● **SUPPLIED DATA**:
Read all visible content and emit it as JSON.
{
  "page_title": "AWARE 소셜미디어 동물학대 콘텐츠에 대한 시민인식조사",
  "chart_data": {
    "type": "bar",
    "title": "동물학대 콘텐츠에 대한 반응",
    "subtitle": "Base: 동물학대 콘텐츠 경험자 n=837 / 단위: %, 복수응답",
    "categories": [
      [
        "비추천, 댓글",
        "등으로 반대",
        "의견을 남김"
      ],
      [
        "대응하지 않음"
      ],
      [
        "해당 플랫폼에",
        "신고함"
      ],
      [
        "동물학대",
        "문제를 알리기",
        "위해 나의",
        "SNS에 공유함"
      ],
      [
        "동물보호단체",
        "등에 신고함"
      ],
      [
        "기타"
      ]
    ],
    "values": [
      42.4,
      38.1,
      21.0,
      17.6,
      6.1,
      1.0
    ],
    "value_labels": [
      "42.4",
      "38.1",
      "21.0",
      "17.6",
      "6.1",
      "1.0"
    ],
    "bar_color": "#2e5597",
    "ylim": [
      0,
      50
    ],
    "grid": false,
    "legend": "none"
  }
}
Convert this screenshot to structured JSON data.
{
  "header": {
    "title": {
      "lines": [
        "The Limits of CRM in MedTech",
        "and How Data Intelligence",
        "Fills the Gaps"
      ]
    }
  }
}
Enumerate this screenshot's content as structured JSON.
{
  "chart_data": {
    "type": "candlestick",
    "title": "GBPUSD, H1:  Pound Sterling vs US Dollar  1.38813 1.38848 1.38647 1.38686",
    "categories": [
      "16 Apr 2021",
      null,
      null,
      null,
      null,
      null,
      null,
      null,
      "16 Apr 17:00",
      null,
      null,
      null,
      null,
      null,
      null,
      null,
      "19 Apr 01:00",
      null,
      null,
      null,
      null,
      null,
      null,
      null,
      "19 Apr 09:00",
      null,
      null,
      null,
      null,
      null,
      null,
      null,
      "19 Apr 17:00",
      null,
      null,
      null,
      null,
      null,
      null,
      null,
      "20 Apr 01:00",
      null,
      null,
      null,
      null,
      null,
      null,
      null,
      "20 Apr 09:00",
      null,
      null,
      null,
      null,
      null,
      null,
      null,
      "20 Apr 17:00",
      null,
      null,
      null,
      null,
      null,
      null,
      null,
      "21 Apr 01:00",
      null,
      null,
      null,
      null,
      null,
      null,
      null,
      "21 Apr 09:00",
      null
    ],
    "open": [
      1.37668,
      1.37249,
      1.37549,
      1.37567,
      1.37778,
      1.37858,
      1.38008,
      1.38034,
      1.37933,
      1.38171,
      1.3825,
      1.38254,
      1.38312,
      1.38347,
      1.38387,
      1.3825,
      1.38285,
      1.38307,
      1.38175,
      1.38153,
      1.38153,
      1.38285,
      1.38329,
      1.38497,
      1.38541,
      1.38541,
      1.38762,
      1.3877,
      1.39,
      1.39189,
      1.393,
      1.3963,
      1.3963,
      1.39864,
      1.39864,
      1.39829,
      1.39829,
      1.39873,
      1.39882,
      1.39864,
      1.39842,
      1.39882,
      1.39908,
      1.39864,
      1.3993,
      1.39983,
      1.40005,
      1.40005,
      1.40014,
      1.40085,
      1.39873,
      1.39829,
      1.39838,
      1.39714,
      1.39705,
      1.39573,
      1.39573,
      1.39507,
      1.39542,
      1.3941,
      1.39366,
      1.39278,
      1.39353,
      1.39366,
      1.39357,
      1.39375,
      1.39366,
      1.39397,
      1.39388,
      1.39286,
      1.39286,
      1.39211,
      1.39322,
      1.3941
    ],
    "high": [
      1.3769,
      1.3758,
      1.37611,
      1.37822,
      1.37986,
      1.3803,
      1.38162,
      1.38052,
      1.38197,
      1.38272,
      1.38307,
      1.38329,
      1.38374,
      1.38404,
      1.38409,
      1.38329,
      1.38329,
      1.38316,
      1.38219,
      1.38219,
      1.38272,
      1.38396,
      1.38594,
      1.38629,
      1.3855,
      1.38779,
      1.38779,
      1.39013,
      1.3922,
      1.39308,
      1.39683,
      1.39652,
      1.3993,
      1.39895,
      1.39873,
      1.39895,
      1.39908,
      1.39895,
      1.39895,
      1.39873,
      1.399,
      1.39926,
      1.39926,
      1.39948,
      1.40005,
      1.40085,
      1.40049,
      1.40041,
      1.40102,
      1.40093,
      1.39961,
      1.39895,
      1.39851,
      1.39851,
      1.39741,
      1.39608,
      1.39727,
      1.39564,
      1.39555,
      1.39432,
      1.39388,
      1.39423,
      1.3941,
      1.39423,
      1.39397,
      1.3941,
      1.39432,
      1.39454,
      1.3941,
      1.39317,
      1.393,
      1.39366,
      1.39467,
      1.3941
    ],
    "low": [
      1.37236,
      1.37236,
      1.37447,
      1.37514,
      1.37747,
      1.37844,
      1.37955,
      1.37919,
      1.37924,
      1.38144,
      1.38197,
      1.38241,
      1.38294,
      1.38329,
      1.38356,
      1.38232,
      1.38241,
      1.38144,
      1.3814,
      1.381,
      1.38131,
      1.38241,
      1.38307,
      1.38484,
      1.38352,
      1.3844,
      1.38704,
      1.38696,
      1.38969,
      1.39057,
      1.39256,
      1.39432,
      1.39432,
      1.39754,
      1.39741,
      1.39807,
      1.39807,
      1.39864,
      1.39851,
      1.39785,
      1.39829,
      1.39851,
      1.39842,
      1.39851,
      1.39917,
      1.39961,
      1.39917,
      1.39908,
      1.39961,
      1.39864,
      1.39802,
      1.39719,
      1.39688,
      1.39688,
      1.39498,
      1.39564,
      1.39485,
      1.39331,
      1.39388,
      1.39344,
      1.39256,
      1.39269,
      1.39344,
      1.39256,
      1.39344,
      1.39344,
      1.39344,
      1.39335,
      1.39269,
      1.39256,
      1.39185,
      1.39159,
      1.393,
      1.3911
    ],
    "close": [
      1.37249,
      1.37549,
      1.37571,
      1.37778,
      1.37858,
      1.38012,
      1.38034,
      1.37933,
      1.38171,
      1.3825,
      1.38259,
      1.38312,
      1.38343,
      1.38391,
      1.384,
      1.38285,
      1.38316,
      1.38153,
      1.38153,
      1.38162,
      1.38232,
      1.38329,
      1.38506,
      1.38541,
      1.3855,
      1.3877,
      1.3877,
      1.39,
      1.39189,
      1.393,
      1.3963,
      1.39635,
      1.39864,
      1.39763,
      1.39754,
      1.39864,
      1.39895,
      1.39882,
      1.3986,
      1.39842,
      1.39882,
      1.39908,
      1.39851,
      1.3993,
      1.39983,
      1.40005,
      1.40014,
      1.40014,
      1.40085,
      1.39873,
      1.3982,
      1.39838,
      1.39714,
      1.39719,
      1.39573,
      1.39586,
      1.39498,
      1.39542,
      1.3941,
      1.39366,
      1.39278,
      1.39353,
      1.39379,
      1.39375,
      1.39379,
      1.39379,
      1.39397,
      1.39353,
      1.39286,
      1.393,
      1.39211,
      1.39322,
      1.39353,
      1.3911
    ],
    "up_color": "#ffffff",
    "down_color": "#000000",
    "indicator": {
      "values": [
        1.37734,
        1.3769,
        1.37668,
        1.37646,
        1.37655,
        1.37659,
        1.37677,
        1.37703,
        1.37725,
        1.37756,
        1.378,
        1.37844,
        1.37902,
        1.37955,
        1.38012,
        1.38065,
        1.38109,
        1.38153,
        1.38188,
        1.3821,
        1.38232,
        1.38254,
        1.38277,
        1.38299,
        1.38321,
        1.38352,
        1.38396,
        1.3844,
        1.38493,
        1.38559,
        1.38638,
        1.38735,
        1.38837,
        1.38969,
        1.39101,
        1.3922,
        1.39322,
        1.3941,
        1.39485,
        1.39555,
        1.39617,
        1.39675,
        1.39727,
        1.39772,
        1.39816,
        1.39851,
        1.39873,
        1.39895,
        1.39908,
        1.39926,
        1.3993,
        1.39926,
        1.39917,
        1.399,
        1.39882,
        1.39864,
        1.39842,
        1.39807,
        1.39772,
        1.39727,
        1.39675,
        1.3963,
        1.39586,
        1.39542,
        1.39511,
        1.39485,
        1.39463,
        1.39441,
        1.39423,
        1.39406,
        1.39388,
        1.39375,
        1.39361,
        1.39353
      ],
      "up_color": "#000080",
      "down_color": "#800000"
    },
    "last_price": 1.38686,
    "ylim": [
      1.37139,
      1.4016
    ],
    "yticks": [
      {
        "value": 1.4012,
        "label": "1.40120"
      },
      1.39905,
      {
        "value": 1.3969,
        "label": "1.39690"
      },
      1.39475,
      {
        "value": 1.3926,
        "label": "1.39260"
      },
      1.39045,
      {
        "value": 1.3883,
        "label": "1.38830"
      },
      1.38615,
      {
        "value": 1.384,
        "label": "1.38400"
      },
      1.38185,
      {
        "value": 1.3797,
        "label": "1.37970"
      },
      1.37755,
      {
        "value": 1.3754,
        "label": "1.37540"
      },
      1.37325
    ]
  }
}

● **SET PROBLEM**: Pull every line holding "동물학대" out of the records.

● **FINAL RESULT**:
  "page_title": "AWARE 소셜미디어 동물학대 콘텐츠에 대한 시민인식조사",
    "title": "동물학대 콘텐츠에 대한 반응",
    "subtitle": "Base: 동물학대 콘텐츠 경험자 n=837 / 단위: %, 복수응답",
        "동물학대",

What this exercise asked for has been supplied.